INPUT ROWS:
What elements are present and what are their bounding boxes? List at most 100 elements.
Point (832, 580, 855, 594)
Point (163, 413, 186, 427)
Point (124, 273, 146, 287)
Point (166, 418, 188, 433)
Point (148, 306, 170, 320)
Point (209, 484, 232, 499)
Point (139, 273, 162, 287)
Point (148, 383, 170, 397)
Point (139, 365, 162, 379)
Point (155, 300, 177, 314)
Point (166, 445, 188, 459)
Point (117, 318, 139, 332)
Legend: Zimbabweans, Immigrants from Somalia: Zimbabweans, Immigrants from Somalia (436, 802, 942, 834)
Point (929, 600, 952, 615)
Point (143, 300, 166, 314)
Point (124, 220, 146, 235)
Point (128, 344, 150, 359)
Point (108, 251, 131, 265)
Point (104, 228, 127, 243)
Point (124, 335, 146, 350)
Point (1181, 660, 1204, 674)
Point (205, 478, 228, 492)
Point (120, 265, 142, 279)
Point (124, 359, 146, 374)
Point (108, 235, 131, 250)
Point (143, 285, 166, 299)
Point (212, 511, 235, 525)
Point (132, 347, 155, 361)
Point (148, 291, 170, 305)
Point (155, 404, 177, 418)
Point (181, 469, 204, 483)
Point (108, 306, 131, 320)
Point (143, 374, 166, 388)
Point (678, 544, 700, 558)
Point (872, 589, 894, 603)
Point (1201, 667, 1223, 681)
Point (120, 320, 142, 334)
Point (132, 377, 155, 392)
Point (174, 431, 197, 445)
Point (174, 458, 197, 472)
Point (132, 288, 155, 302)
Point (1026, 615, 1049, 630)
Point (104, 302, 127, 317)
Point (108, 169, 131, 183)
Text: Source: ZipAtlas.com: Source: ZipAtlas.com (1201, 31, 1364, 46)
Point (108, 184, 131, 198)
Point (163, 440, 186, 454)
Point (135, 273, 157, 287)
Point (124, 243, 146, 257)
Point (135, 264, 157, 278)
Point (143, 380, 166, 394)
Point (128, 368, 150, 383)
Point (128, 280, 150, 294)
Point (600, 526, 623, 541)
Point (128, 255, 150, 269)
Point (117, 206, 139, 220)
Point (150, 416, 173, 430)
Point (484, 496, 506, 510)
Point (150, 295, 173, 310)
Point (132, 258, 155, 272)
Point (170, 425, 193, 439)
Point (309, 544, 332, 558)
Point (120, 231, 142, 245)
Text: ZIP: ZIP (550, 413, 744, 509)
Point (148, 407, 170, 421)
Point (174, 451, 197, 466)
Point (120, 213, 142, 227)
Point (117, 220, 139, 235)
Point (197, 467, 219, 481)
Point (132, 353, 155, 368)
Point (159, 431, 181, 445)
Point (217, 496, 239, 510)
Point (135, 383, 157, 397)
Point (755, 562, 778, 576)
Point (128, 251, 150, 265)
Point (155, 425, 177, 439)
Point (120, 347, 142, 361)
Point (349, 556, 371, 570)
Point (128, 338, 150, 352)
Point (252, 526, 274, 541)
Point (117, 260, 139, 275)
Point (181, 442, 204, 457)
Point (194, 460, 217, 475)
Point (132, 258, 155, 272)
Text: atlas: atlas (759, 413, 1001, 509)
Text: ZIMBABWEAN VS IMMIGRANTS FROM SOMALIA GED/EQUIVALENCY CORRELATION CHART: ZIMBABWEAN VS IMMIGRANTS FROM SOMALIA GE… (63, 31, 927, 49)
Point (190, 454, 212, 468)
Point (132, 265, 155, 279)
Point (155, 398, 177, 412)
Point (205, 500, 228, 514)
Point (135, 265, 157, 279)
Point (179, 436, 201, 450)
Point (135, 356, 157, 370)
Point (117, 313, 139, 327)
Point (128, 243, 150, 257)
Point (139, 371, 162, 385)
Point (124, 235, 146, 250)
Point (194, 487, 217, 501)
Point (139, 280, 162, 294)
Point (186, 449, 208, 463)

PROMPT: Print the lines above verbatim, from the first one through the line containing "Point (139, 273, 162, 287)", both included.

RESULT OF THE EXERCISE:
What elements are present and what are their bounding boxes? List at most 100 elements.
Point (832, 580, 855, 594)
Point (163, 413, 186, 427)
Point (124, 273, 146, 287)
Point (166, 418, 188, 433)
Point (148, 306, 170, 320)
Point (209, 484, 232, 499)
Point (139, 273, 162, 287)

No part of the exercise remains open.